Problem statement: Extract every entry word for word. Skip the pictures.

Some records:
— START —

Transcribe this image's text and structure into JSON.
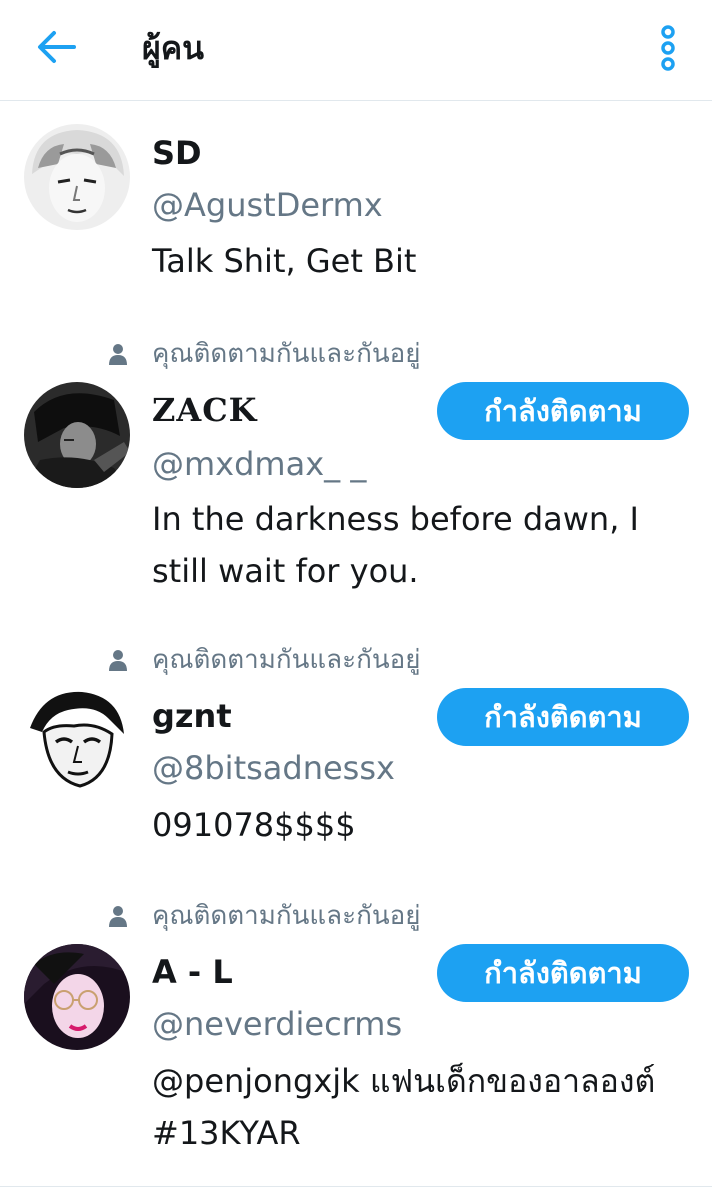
{
  "header": {
    "title": "ผู้คน",
    "back_icon": "arrow-left-icon",
    "menu_icon": "vertical-dots-icon",
    "accent": "#1da1f2"
  },
  "colors": {
    "accent": "#1da1f2",
    "secondary_text": "#657786",
    "divider": "#e1e8ed"
  },
  "users": [
    {
      "context": "",
      "name": "SD",
      "handle": "@AgustDermx",
      "bio": "Talk Shit, Get Bit",
      "button": ""
    },
    {
      "context": "คุณติดตามกันและกันอยู่",
      "name": "ZACK",
      "handle": "@mxdmax_ _",
      "bio": "In the darkness before dawn, I still wait for you.",
      "button": "กำลังติดตาม"
    },
    {
      "context": "คุณติดตามกันและกันอยู่",
      "name": "gznt",
      "handle": "@8bitsadnessx",
      "bio": "091078$$$$",
      "button": "กำลังติดตาม"
    },
    {
      "context": "คุณติดตามกันและกันอยู่",
      "name": "A - L",
      "handle": "@neverdiecrms",
      "bio": "@penjongxjk แฟนเด็กของอาลองต์ #13KYAR",
      "button": "กำลังติดตาม"
    }
  ]
}
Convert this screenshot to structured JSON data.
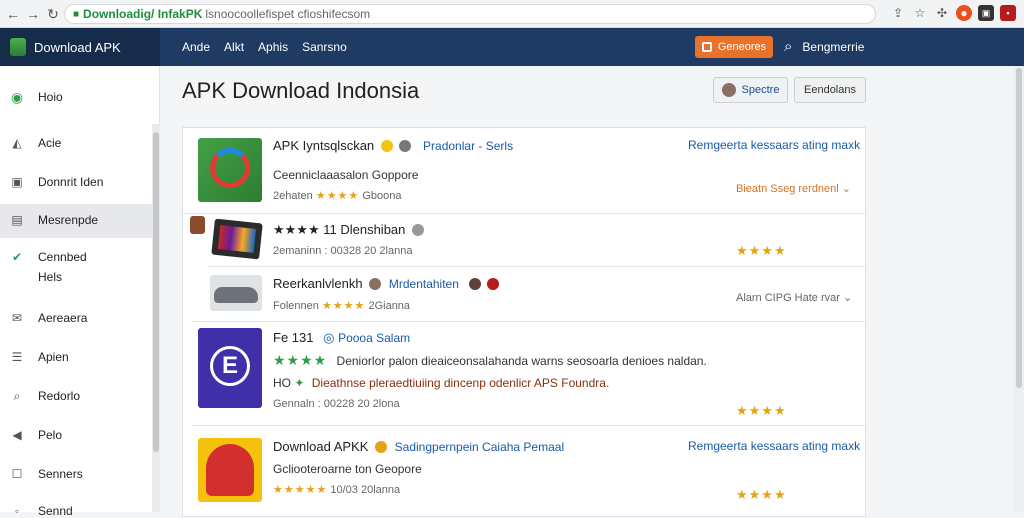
{
  "browser": {
    "host": "Downloadig/ InfakPK",
    "path": "lsnoocoollefispet cfioshifecsom"
  },
  "appbar": {
    "brand": "Download APK",
    "nav": [
      "Ande",
      "Alkt",
      "Aphis",
      "Sanrsno"
    ],
    "download_button": "Geneores",
    "search_label": "Bengmerrie"
  },
  "sidebar": {
    "items": [
      {
        "label": "Hoio",
        "icon": "home-icon"
      },
      {
        "label": "Acie",
        "icon": "apps-icon"
      },
      {
        "label": "Donnrit Iden",
        "icon": "download-icon"
      },
      {
        "label": "Mesrenpde",
        "icon": "message-icon"
      },
      {
        "label": "Cennbed",
        "label2": "Hels",
        "icon": "check-icon"
      },
      {
        "label": "Aereaera",
        "icon": "mail-icon"
      },
      {
        "label": "Apien",
        "icon": "list-icon"
      },
      {
        "label": "Redorlo",
        "icon": "search-icon"
      },
      {
        "label": "Pelo",
        "icon": "arrow-icon"
      },
      {
        "label": "Senners",
        "icon": "square-icon"
      },
      {
        "label": "Sennd",
        "icon": "more-icon"
      }
    ]
  },
  "main": {
    "title": "APK Download Indonsia",
    "button_spectre": "Spectre",
    "button_end": "Eendolans"
  },
  "apps": [
    {
      "title": "APK Iyntsqlsckan",
      "tag": "Pradonlar - Serls",
      "subtitle": "Ceenniclaaasalon Goppore",
      "meta_prefix": "2ehaten",
      "stars": "★★★★",
      "meta_suffix": "Gboona",
      "right_link": "Remgeerta kessaars ating maxk",
      "right_orange": "Bieatn Sseg rerdnenl"
    },
    {
      "title": "★★★★ 11 Dlenshiban",
      "meta": "2emaninn : 00328 20 2lanna",
      "right_stars": "★★★★"
    },
    {
      "title": "Reerkanlvlenkh",
      "tag": "Mrdentahiten",
      "meta_prefix": "Folennen",
      "stars": "★★★★",
      "meta_suffix": "2Gianna",
      "right_gray": "Alarn CIPG Hate rvar"
    },
    {
      "title": "Fe 131",
      "tag": "Poooa Salam",
      "stars": "★★★★",
      "desc1": "Deniorlor palon dieaiceonsalahanda warns seosoarla denioes naldan.",
      "desc2": "Dieathnse pleraedtiuiing dincenp odenlicr APS Foundra.",
      "desc2_prefix": "HO",
      "meta": "Gennaln : 00228 20 2lona",
      "right_stars": "★★★★"
    },
    {
      "title": "Download APKK",
      "tag": "Sadingpernpein Caiaha Pemaal",
      "subtitle": "Gcliooteroarne ton Geopore",
      "stars": "★★★★★",
      "meta_suffix": "10/03 20lanna",
      "right_link": "Remgeerta kessaars ating maxk",
      "right_stars": "★★★★"
    }
  ],
  "colors": {
    "appbar": "#1f3b63",
    "accent_orange": "#e8722c",
    "link_blue": "#1a5aa8",
    "star": "#e6a117"
  }
}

— END —

Task answer:
Transcribe this image's text and structure into JSON.
{
  "header": {
    "title": "ผู้คน",
    "back_icon": "arrow-left-icon",
    "menu_icon": "vertical-dots-icon",
    "accent": "#1da1f2"
  },
  "colors": {
    "accent": "#1da1f2",
    "secondary_text": "#657786",
    "divider": "#e1e8ed"
  },
  "users": [
    {
      "context": "",
      "name": "SD",
      "handle": "@AgustDermx",
      "bio": "Talk Shit, Get Bit",
      "button": ""
    },
    {
      "context": "คุณติดตามกันและกันอยู่",
      "name": "ZACK",
      "handle": "@mxdmax_ _",
      "bio": "In the darkness before dawn, I still wait for you.",
      "button": "กำลังติดตาม"
    },
    {
      "context": "คุณติดตามกันและกันอยู่",
      "name": "gznt",
      "handle": "@8bitsadnessx",
      "bio": "091078$$$$",
      "button": "กำลังติดตาม"
    },
    {
      "context": "คุณติดตามกันและกันอยู่",
      "name": "A - L",
      "handle": "@neverdiecrms",
      "bio": "@penjongxjk แฟนเด็กของอาลองต์ #13KYAR",
      "button": "กำลังติดตาม"
    }
  ]
}
Convert this screenshot to structured JSON data.
{
  "browser": {
    "host": "Downloadig/ InfakPK",
    "path": "lsnoocoollefispet cfioshifecsom"
  },
  "appbar": {
    "brand": "Download APK",
    "nav": [
      "Ande",
      "Alkt",
      "Aphis",
      "Sanrsno"
    ],
    "download_button": "Geneores",
    "search_label": "Bengmerrie"
  },
  "sidebar": {
    "items": [
      {
        "label": "Hoio",
        "icon": "home-icon"
      },
      {
        "label": "Acie",
        "icon": "apps-icon"
      },
      {
        "label": "Donnrit Iden",
        "icon": "download-icon"
      },
      {
        "label": "Mesrenpde",
        "icon": "message-icon"
      },
      {
        "label": "Cennbed",
        "label2": "Hels",
        "icon": "check-icon"
      },
      {
        "label": "Aereaera",
        "icon": "mail-icon"
      },
      {
        "label": "Apien",
        "icon": "list-icon"
      },
      {
        "label": "Redorlo",
        "icon": "search-icon"
      },
      {
        "label": "Pelo",
        "icon": "arrow-icon"
      },
      {
        "label": "Senners",
        "icon": "square-icon"
      },
      {
        "label": "Sennd",
        "icon": "more-icon"
      }
    ]
  },
  "main": {
    "title": "APK Download Indonsia",
    "button_spectre": "Spectre",
    "button_end": "Eendolans"
  },
  "apps": [
    {
      "title": "APK Iyntsqlsckan",
      "tag": "Pradonlar - Serls",
      "subtitle": "Ceenniclaaasalon Goppore",
      "meta_prefix": "2ehaten",
      "stars": "★★★★",
      "meta_suffix": "Gboona",
      "right_link": "Remgeerta kessaars ating maxk",
      "right_orange": "Bieatn Sseg rerdnenl"
    },
    {
      "title": "★★★★ 11 Dlenshiban",
      "meta": "2emaninn : 00328 20 2lanna",
      "right_stars": "★★★★"
    },
    {
      "title": "Reerkanlvlenkh",
      "tag": "Mrdentahiten",
      "meta_prefix": "Folennen",
      "stars": "★★★★",
      "meta_suffix": "2Gianna",
      "right_gray": "Alarn CIPG Hate rvar"
    },
    {
      "title": "Fe 131",
      "tag": "Poooa Salam",
      "stars": "★★★★",
      "desc1": "Deniorlor palon dieaiceonsalahanda warns seosoarla denioes naldan.",
      "desc2": "Dieathnse pleraedtiuiing dincenp odenlicr APS Foundra.",
      "desc2_prefix": "HO",
      "meta": "Gennaln : 00228 20 2lona",
      "right_stars": "★★★★"
    },
    {
      "title": "Download APKK",
      "tag": "Sadingpernpein Caiaha Pemaal",
      "subtitle": "Gcliooteroarne ton Geopore",
      "stars": "★★★★★",
      "meta_suffix": "10/03 20lanna",
      "right_link": "Remgeerta kessaars ating maxk",
      "right_stars": "★★★★"
    }
  ],
  "colors": {
    "appbar": "#1f3b63",
    "accent_orange": "#e8722c",
    "link_blue": "#1a5aa8",
    "star": "#e6a117"
  }
}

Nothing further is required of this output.